# START OF SUPPLIED MATERIAL

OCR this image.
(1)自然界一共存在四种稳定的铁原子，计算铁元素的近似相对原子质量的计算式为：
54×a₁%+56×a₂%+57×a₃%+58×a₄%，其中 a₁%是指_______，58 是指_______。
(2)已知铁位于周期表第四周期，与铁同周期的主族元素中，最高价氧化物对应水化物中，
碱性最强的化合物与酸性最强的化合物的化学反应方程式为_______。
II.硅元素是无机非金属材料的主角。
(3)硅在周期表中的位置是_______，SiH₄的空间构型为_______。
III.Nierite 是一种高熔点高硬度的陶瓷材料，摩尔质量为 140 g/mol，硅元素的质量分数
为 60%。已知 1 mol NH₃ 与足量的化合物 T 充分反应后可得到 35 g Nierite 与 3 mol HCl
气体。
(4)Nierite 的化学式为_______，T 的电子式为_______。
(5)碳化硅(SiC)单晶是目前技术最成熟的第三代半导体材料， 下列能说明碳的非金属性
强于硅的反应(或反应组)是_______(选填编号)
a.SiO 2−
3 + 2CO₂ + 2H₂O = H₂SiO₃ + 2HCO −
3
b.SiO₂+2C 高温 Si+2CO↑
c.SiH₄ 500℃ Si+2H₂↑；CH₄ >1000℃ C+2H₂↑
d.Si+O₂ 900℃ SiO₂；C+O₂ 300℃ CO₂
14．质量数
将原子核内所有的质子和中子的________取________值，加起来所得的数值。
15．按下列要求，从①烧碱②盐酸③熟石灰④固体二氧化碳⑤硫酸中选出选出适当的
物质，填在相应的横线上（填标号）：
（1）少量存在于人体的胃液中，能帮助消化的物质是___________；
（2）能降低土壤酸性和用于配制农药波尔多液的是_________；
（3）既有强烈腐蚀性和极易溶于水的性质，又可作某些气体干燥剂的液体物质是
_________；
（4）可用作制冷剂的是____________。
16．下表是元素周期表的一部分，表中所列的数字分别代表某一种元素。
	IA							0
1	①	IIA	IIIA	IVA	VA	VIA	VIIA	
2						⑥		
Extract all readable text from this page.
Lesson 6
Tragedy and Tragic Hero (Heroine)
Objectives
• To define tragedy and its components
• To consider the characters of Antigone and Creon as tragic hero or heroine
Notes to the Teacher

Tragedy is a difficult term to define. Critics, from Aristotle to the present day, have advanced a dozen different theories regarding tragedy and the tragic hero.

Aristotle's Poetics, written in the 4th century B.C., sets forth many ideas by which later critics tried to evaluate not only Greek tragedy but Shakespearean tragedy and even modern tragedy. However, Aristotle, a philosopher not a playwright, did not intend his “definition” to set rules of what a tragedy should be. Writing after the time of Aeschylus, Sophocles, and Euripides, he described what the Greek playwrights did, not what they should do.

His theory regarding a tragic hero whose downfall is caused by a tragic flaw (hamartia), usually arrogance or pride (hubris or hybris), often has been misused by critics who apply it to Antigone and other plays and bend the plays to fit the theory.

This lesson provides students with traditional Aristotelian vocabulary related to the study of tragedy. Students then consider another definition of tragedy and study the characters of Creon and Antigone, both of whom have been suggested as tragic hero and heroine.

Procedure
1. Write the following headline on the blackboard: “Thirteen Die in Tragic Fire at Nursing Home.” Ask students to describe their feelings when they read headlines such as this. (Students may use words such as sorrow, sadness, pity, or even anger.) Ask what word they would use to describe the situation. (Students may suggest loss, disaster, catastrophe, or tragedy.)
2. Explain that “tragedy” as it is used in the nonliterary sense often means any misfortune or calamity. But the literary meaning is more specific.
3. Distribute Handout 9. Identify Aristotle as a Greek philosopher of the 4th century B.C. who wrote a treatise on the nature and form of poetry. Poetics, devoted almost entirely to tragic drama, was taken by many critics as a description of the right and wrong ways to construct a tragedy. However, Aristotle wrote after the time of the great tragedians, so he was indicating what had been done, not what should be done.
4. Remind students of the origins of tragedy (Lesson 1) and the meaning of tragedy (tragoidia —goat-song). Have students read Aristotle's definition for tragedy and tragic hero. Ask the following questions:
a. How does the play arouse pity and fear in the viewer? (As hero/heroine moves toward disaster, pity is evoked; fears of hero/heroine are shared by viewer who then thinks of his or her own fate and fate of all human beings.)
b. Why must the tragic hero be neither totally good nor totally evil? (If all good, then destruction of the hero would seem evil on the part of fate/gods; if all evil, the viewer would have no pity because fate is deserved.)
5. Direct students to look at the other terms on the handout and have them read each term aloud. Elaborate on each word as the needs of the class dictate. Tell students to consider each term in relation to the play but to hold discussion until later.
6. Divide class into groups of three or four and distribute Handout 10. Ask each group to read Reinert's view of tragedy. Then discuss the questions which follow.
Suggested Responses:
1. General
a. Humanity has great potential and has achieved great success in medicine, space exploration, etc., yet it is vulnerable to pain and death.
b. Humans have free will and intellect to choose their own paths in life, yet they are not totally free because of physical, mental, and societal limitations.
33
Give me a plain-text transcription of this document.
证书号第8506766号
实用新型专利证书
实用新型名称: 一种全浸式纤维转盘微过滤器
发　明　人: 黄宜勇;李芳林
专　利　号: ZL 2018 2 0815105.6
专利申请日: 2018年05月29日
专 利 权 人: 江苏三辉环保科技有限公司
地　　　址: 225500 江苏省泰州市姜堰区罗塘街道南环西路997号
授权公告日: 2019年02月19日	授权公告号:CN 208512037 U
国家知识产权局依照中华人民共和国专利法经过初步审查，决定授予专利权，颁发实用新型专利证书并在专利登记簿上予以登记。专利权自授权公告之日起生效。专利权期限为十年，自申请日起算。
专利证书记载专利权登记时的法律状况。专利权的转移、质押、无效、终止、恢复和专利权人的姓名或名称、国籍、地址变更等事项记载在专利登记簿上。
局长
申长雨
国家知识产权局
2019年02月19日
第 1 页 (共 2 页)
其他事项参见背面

# END OF SUPPLIED MATERIAL

GOAL:
Go through the listing and print each line exactly as it appears.

SOLUTION TO THE PROBLEM:
OCR this image.
(1)自然界一共存在四种稳定的铁原子，计算铁元素的近似相对原子质量的计算式为：
54×a₁%+56×a₂%+57×a₃%+58×a₄%，其中 a₁%是指_______，58 是指_______。
(2)已知铁位于周期表第四周期，与铁同周期的主族元素中，最高价氧化物对应水化物中，
碱性最强的化合物与酸性最强的化合物的化学反应方程式为_______。
II.硅元素是无机非金属材料的主角。
(3)硅在周期表中的位置是_______，SiH₄的空间构型为_______。
III.Nierite 是一种高熔点高硬度的陶瓷材料，摩尔质量为 140 g/mol，硅元素的质量分数
为 60%。已知 1 mol NH₃ 与足量的化合物 T 充分反应后可得到 35 g Nierite 与 3 mol HCl
气体。
(4)Nierite 的化学式为_______，T 的电子式为_______。
(5)碳化硅(SiC)单晶是目前技术最成熟的第三代半导体材料， 下列能说明碳的非金属性
强于硅的反应(或反应组)是_______(选填编号)
a.SiO 2−
3 + 2CO₂ + 2H₂O = H₂SiO₃ + 2HCO −
3
b.SiO₂+2C 高温 Si+2CO↑
c.SiH₄ 500℃ Si+2H₂↑；CH₄ >1000℃ C+2H₂↑
d.Si+O₂ 900℃ SiO₂；C+O₂ 300℃ CO₂
14．质量数
将原子核内所有的质子和中子的________取________值，加起来所得的数值。
15．按下列要求，从①烧碱②盐酸③熟石灰④固体二氧化碳⑤硫酸中选出选出适当的
物质，填在相应的横线上（填标号）：
（1）少量存在于人体的胃液中，能帮助消化的物质是___________；
（2）能降低土壤酸性和用于配制农药波尔多液的是_________；
（3）既有强烈腐蚀性和极易溶于水的性质，又可作某些气体干燥剂的液体物质是
_________；
（4）可用作制冷剂的是____________。
16．下表是元素周期表的一部分，表中所列的数字分别代表某一种元素。
	IA							0
1	①	IIA	IIIA	IVA	VA	VIA	VIIA	
2						⑥		
Extract all readable text from this page.
Lesson 6
Tragedy and Tragic Hero (Heroine)
Objectives
• To define tragedy and its components
• To consider the characters of Antigone and Creon as tragic hero or heroine
Notes to the Teacher

Tragedy is a difficult term to define. Critics, from Aristotle to the present day, have advanced a dozen different theories regarding tragedy and the tragic hero.

Aristotle's Poetics, written in the 4th century B.C., sets forth many ideas by which later critics tried to evaluate not only Greek tragedy but Shakespearean tragedy and even modern tragedy. However, Aristotle, a philosopher not a playwright, did not intend his “definition” to set rules of what a tragedy should be. Writing after the time of Aeschylus, Sophocles, and Euripides, he described what the Greek playwrights did, not what they should do.

His theory regarding a tragic hero whose downfall is caused by a tragic flaw (hamartia), usually arrogance or pride (hubris or hybris), often has been misused by critics who apply it to Antigone and other plays and bend the plays to fit the theory.

This lesson provides students with traditional Aristotelian vocabulary related to the study of tragedy. Students then consider another definition of tragedy and study the characters of Creon and Antigone, both of whom have been suggested as tragic hero and heroine.

Procedure
1. Write the following headline on the blackboard: “Thirteen Die in Tragic Fire at Nursing Home.” Ask students to describe their feelings when they read headlines such as this. (Students may use words such as sorrow, sadness, pity, or even anger.) Ask what word they would use to describe the situation. (Students may suggest loss, disaster, catastrophe, or tragedy.)
2. Explain that “tragedy” as it is used in the nonliterary sense often means any misfortune or calamity. But the literary meaning is more specific.
3. Distribute Handout 9. Identify Aristotle as a Greek philosopher of the 4th century B.C. who wrote a treatise on the nature and form of poetry. Poetics, devoted almost entirely to tragic drama, was taken by many critics as a description of the right and wrong ways to construct a tragedy. However, Aristotle wrote after the time of the great tragedians, so he was indicating what had been done, not what should be done.
4. Remind students of the origins of tragedy (Lesson 1) and the meaning of tragedy (tragoidia —goat-song). Have students read Aristotle's definition for tragedy and tragic hero. Ask the following questions:
a. How does the play arouse pity and fear in the viewer? (As hero/heroine moves toward disaster, pity is evoked; fears of hero/heroine are shared by viewer who then thinks of his or her own fate and fate of all human beings.)
b. Why must the tragic hero be neither totally good nor totally evil? (If all good, then destruction of the hero would seem evil on the part of fate/gods; if all evil, the viewer would have no pity because fate is deserved.)
5. Direct students to look at the other terms on the handout and have them read each term aloud. Elaborate on each word as the needs of the class dictate. Tell students to consider each term in relation to the play but to hold discussion until later.
6. Divide class into groups of three or four and distribute Handout 10. Ask each group to read Reinert's view of tragedy. Then discuss the questions which follow.
Suggested Responses:
1. General
a. Humanity has great potential and has achieved great success in medicine, space exploration, etc., yet it is vulnerable to pain and death.
b. Humans have free will and intellect to choose their own paths in life, yet they are not totally free because of physical, mental, and societal limitations.
33
Give me a plain-text transcription of this document.
证书号第8506766号
实用新型专利证书
实用新型名称: 一种全浸式纤维转盘微过滤器
发　明　人: 黄宜勇;李芳林
专　利　号: ZL 2018 2 0815105.6
专利申请日: 2018年05月29日
专 利 权 人: 江苏三辉环保科技有限公司
地　　　址: 225500 江苏省泰州市姜堰区罗塘街道南环西路997号
授权公告日: 2019年02月19日	授权公告号:CN 208512037 U
国家知识产权局依照中华人民共和国专利法经过初步审查，决定授予专利权，颁发实用新型专利证书并在专利登记簿上予以登记。专利权自授权公告之日起生效。专利权期限为十年，自申请日起算。
专利证书记载专利权登记时的法律状况。专利权的转移、质押、无效、终止、恢复和专利权人的姓名或名称、国籍、地址变更等事项记载在专利登记簿上。
局长
申长雨
国家知识产权局
2019年02月19日
第 1 页 (共 2 页)
其他事项参见背面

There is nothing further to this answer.